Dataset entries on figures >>

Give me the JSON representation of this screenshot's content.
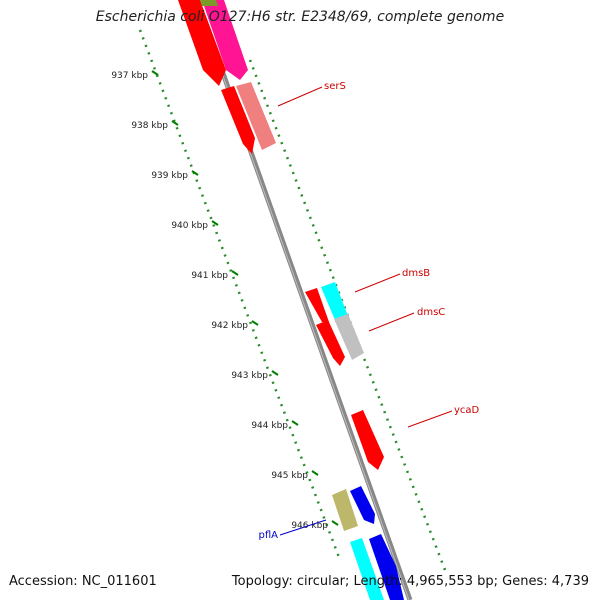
{
  "title": "Escherichia coli O127:H6 str. E2348/69, complete genome",
  "accession": "Accession: NC_011601",
  "summary": "Topology: circular; Length: 4,965,553 bp; Genes: 4,739",
  "ticks": [
    {
      "label": "937 kbp",
      "kbp": 937
    },
    {
      "label": "938 kbp",
      "kbp": 938
    },
    {
      "label": "939 kbp",
      "kbp": 939
    },
    {
      "label": "940 kbp",
      "kbp": 940
    },
    {
      "label": "941 kbp",
      "kbp": 941
    },
    {
      "label": "942 kbp",
      "kbp": 942
    },
    {
      "label": "943 kbp",
      "kbp": 943
    },
    {
      "label": "944 kbp",
      "kbp": 944
    },
    {
      "label": "945 kbp",
      "kbp": 945
    },
    {
      "label": "946 kbp",
      "kbp": 946
    }
  ],
  "genes": [
    {
      "label": "serS",
      "strand": "forward",
      "color": "#cc0000",
      "label_color": "#cc0000"
    },
    {
      "label": "dmsB",
      "strand": "forward",
      "color": "#cc0000",
      "label_color": "#cc0000"
    },
    {
      "label": "dmsC",
      "strand": "forward",
      "color": "#cc0000",
      "label_color": "#cc0000"
    },
    {
      "label": "ycaD",
      "strand": "forward",
      "color": "#cc0000",
      "label_color": "#cc0000"
    },
    {
      "label": "pflA",
      "strand": "reverse",
      "color": "#0000cc",
      "label_color": "#0000cc"
    }
  ],
  "colors": {
    "cds": "#ff0000",
    "trna": "#ff1493",
    "rrna_like": "#f08080",
    "blue": "#0000ee",
    "cyan": "#00ffff",
    "gray": "#c0c0c0",
    "khaki": "#bdb76b",
    "olive": "#6b8e23",
    "backbone": "#808080",
    "tick_green": "#008000"
  }
}
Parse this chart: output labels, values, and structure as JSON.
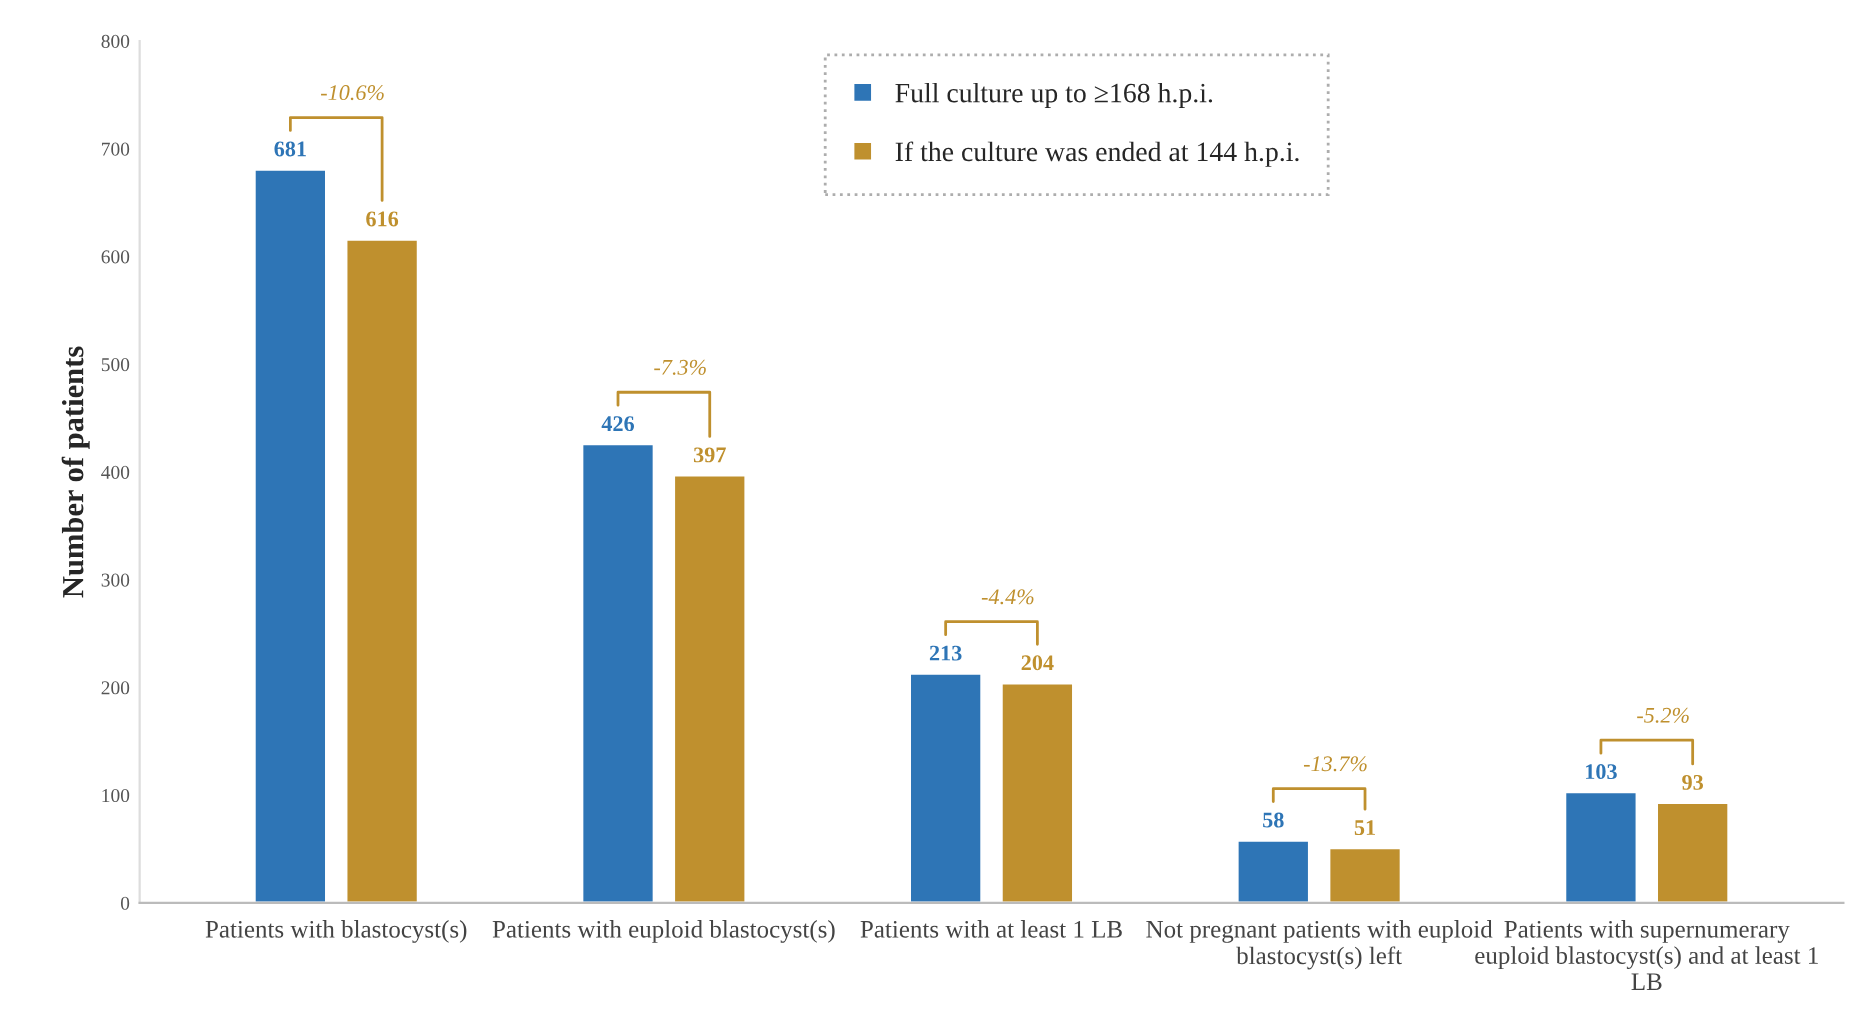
{
  "chart_data": {
    "type": "bar",
    "ylabel": "Number of patients",
    "categories": [
      "Patients with blastocyst(s)",
      "Patients with euploid blastocyst(s)",
      "Patients with at least 1 LB",
      "Not pregnant patients with euploid blastocyst(s) left",
      "Patients with supernumerary euploid blastocyst(s) and at least 1 LB"
    ],
    "series": [
      {
        "name": "Full culture up to ≥168 h.p.i.",
        "color": "#2e75b6",
        "values": [
          681,
          426,
          213,
          58,
          103
        ]
      },
      {
        "name": "If the culture was ended at 144 h.p.i.",
        "color": "#bf902e",
        "values": [
          616,
          397,
          204,
          51,
          93
        ]
      }
    ],
    "annotations": [
      "-10.6%",
      "-7.3%",
      "-4.4%",
      "-13.7%",
      "-5.2%"
    ],
    "ylim": [
      0,
      800
    ],
    "yticks": [
      0,
      100,
      200,
      300,
      400,
      500,
      600,
      700,
      800
    ],
    "data_labels": true,
    "legend": "top",
    "grid": false
  }
}
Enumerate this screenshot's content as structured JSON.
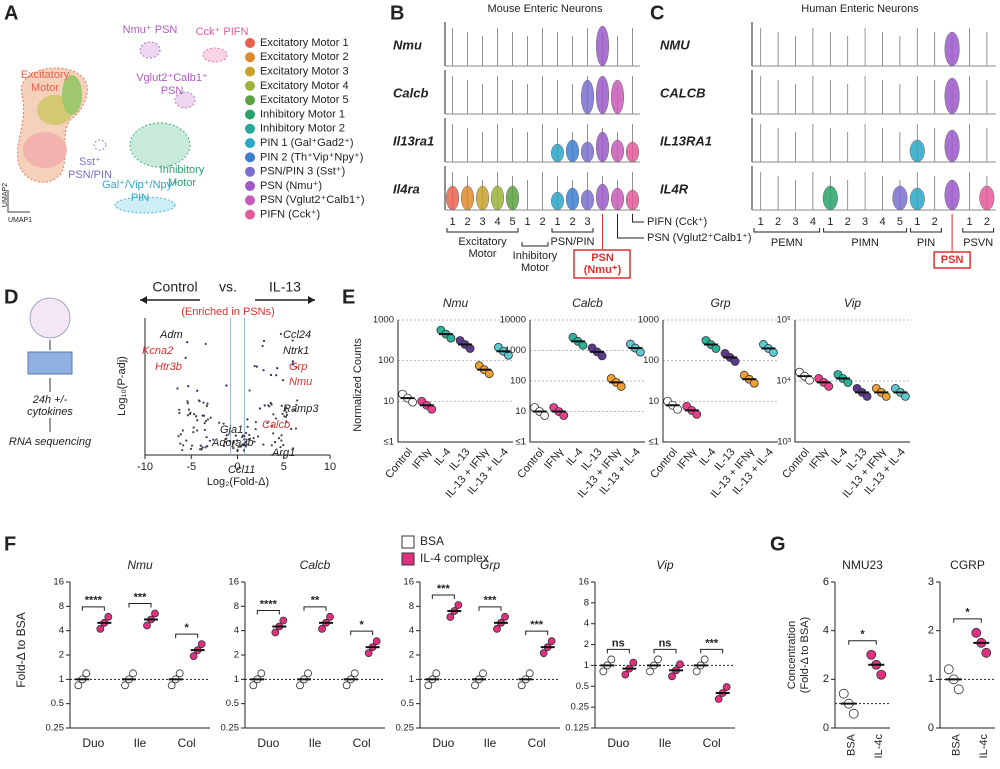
{
  "A": {
    "letter": "A",
    "clusters": [
      {
        "lines": [
          "Nmu⁺ PSN"
        ],
        "color": "#b05bc0"
      },
      {
        "lines": [
          "Cck⁺ PIFN"
        ],
        "color": "#e35a9a"
      },
      {
        "lines": [
          "Excitatory",
          "Motor"
        ],
        "color": "#e8614f"
      },
      {
        "lines": [
          "Vglut2⁺Calb1⁺",
          "PSN"
        ],
        "color": "#b05bc0"
      },
      {
        "lines": [
          "Sst⁺",
          "PSN/PIN"
        ],
        "color": "#7a6fd0"
      },
      {
        "lines": [
          "Inhibitory",
          "Motor"
        ],
        "color": "#2aa36a"
      },
      {
        "lines": [
          "Gal⁺/Vip⁺/Npy⁺",
          "PIN"
        ],
        "color": "#2aa8c8"
      }
    ],
    "axes": [
      "UMAP2",
      "UMAP1"
    ],
    "legend": [
      {
        "name": "Excitatory Motor 1",
        "color": "#e8614f"
      },
      {
        "name": "Excitatory Motor 2",
        "color": "#e08a2a"
      },
      {
        "name": "Excitatory Motor 3",
        "color": "#c9a22a"
      },
      {
        "name": "Excitatory Motor 4",
        "color": "#9bb33a"
      },
      {
        "name": "Excitatory Motor 5",
        "color": "#5aa33f"
      },
      {
        "name": "Inhibitory Motor 1",
        "color": "#2aa36a"
      },
      {
        "name": "Inhibitory Motor 2",
        "color": "#27a99a"
      },
      {
        "name": "PIN 1 (Gal⁺Gad2⁺)",
        "color": "#2aa8c8"
      },
      {
        "name": "PIN 2 (Th⁺Vip⁺Npy⁺)",
        "color": "#3c7ed0"
      },
      {
        "name": "PSN/PIN 3 (Sst⁺)",
        "color": "#7a6fd0"
      },
      {
        "name": "PSN (Nmu⁺)",
        "color": "#9b59c9"
      },
      {
        "name": "PSN (Vglut2⁺Calb1⁺)",
        "color": "#c75bb8"
      },
      {
        "name": "PIFN (Cck⁺)",
        "color": "#e35a9a"
      }
    ]
  },
  "B": {
    "letter": "B",
    "title": "Mouse Enteric Neurons",
    "genes": [
      "Nmu",
      "Calcb",
      "Il13ra1",
      "Il4ra"
    ],
    "ticks": [
      "1",
      "2",
      "3",
      "4",
      "5",
      "1",
      "2",
      "1",
      "2",
      "3",
      null,
      null,
      null
    ],
    "groups": [
      {
        "lines": [
          "Excitatory",
          "Motor"
        ]
      },
      {
        "lines": [
          "Inhibitory",
          "Motor"
        ]
      },
      {
        "lines": [
          "PSN/PIN"
        ]
      }
    ],
    "highlight": [
      "PSN",
      "(Nmu⁺)"
    ],
    "callouts": [
      "PIFN (Cck⁺)",
      "PSN (Vglut2⁺Calb1⁺)"
    ]
  },
  "C": {
    "letter": "C",
    "title": "Human Enteric Neurons",
    "genes": [
      "NMU",
      "CALCB",
      "IL13RA1",
      "IL4R"
    ],
    "ticks": [
      "1",
      "2",
      "3",
      "4",
      "1",
      "2",
      "3",
      "4",
      "5",
      "1",
      "2",
      null,
      "1",
      "2"
    ],
    "groups": [
      "PEMN",
      "PIMN",
      "PIN",
      "PSVN"
    ],
    "highlight": "PSN"
  },
  "D": {
    "letter": "D",
    "steps": [
      [
        "24h +/-",
        "cytokines"
      ],
      [
        "RNA sequencing"
      ]
    ],
    "header": [
      "Control",
      "vs.",
      "IL-13"
    ],
    "enriched": "(Enriched in PSNs)",
    "ylabel": "Log₁₀(P-adj)",
    "xlabel": "Log₂(Fold-Δ)",
    "xlim": [
      -10,
      10
    ],
    "xticks": [
      -10,
      -5,
      0,
      5,
      10
    ],
    "genes_black": [
      "Adm",
      "Ccl24",
      "Ntrk1",
      "Ramp3",
      "Gja1",
      "Adora2b",
      "Arg1",
      "Ccl11"
    ],
    "genes_red": [
      "Kcna2",
      "Htr3b",
      "Grp",
      "Nmu",
      "Calcb"
    ]
  },
  "E": {
    "letter": "E",
    "ylabel": "Normalized Counts",
    "yscale": "log",
    "categories": [
      "Control",
      "IFNγ",
      "IL-4",
      "IL-13",
      "IL-13 + IFNγ",
      "IL-13 + IL-4"
    ],
    "colors": [
      "#ffffff",
      "#e8408f",
      "#2bb39a",
      "#5b3a8c",
      "#f0a030",
      "#5cc8d0"
    ],
    "charts": [
      {
        "gene": "Nmu",
        "ylim": [
          1,
          1000
        ],
        "yticks": [
          {
            "value": 1,
            "label": "≤1"
          },
          10,
          100,
          1000
        ],
        "values": [
          12,
          8,
          450,
          250,
          60,
          170
        ]
      },
      {
        "gene": "Calcb",
        "ylim": [
          1,
          10000
        ],
        "yticks": [
          {
            "value": 1,
            "label": "≤1"
          },
          10,
          100,
          1000,
          10000
        ],
        "values": [
          10,
          10,
          2000,
          900,
          90,
          1200
        ]
      },
      {
        "gene": "Grp",
        "ylim": [
          1,
          1000
        ],
        "yticks": [
          {
            "value": 1,
            "label": "≤1"
          },
          10,
          100,
          1000
        ],
        "values": [
          8,
          6,
          250,
          120,
          35,
          200
        ]
      },
      {
        "gene": "Vip",
        "ylim": [
          1000,
          100000
        ],
        "yticks": [
          {
            "value": 1000,
            "label": "10³"
          },
          {
            "value": 10000,
            "label": "10⁴"
          },
          {
            "value": 100000,
            "label": "10⁵"
          }
        ],
        "values": [
          12000,
          9500,
          11000,
          6500,
          6500,
          6500
        ]
      }
    ]
  },
  "F": {
    "letter": "F",
    "ylabel": "Fold-Δ to BSA",
    "yscale": "log",
    "legend": [
      {
        "name": "BSA",
        "color": "#ffffff"
      },
      {
        "name": "IL-4 complex",
        "color": "#e0307f"
      }
    ],
    "groups": [
      "Duo",
      "Ile",
      "Col"
    ],
    "ref_line": 1,
    "charts": [
      {
        "gene": "Nmu",
        "ylim": [
          0.25,
          16
        ],
        "yticks": [
          0.25,
          0.5,
          1,
          2,
          4,
          8,
          16
        ],
        "bsa": [
          1,
          1,
          1
        ],
        "il4c": [
          5,
          5.5,
          2.3
        ],
        "sig": [
          "****",
          "***",
          "*"
        ]
      },
      {
        "gene": "Calcb",
        "ylim": [
          0.25,
          16
        ],
        "yticks": [
          0.25,
          0.5,
          1,
          2,
          4,
          8,
          16
        ],
        "bsa": [
          1,
          1,
          1
        ],
        "il4c": [
          4.5,
          5,
          2.5
        ],
        "sig": [
          "****",
          "**",
          "*"
        ]
      },
      {
        "gene": "Grp",
        "ylim": [
          0.25,
          16
        ],
        "yticks": [
          0.25,
          0.5,
          1,
          2,
          4,
          8,
          16
        ],
        "bsa": [
          1,
          1,
          1
        ],
        "il4c": [
          7,
          5,
          2.5
        ],
        "sig": [
          "***",
          "***",
          "***"
        ]
      },
      {
        "gene": "Vip",
        "ylim": [
          0.125,
          16
        ],
        "yticks": [
          0.125,
          0.25,
          0.5,
          1,
          2,
          4,
          8,
          16
        ],
        "bsa": [
          1,
          1,
          1
        ],
        "il4c": [
          0.9,
          0.85,
          0.4
        ],
        "sig": [
          "ns",
          "ns",
          "***"
        ]
      }
    ]
  },
  "G": {
    "letter": "G",
    "ylabel": [
      "Concentration",
      "(Fold-Δ to BSA)"
    ],
    "categories": [
      "BSA",
      "IL-4c"
    ],
    "colors": [
      "#ffffff",
      "#e0307f"
    ],
    "ref_line": 1,
    "charts": [
      {
        "title": "NMU23",
        "ylim": [
          0,
          6
        ],
        "yticks": [
          0,
          2,
          4,
          6
        ],
        "values": [
          1,
          2.6
        ],
        "sig": "*"
      },
      {
        "title": "CGRP",
        "ylim": [
          0,
          3
        ],
        "yticks": [
          0,
          1,
          2,
          3
        ],
        "values": [
          1,
          1.75
        ],
        "sig": "*"
      }
    ]
  }
}
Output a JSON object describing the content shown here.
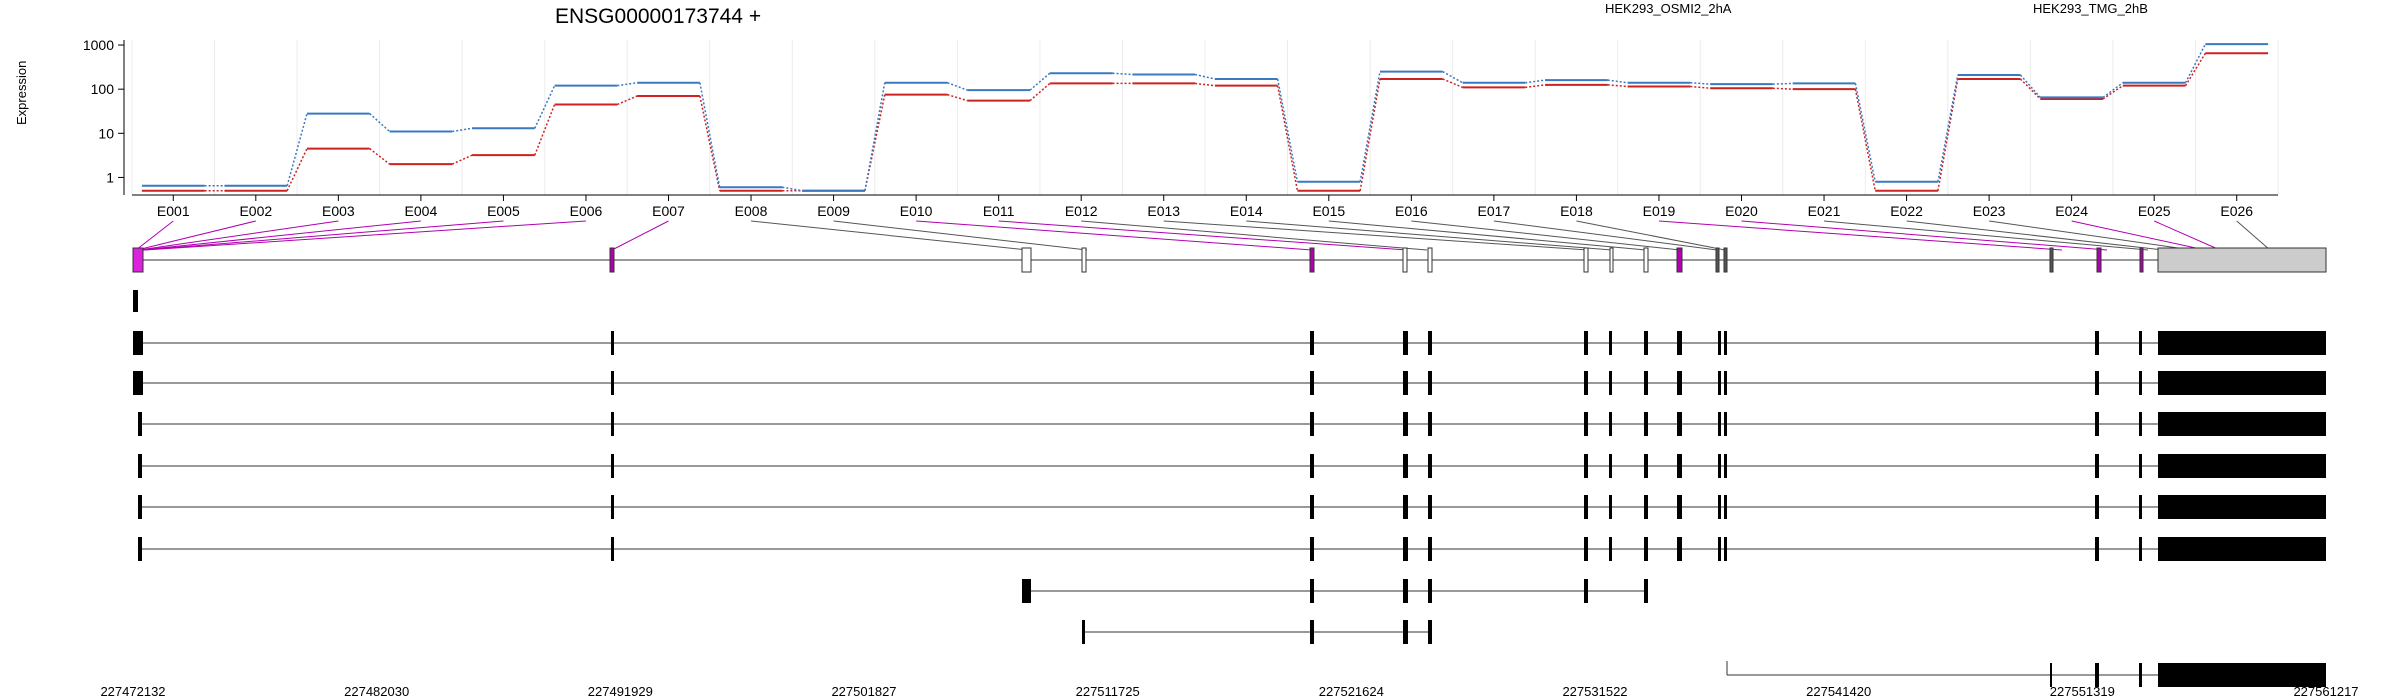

REQUIRED WORK >> Report how many lines in the data include the string "JSON", giving nothing but that number.

FINISHED TASK >> 4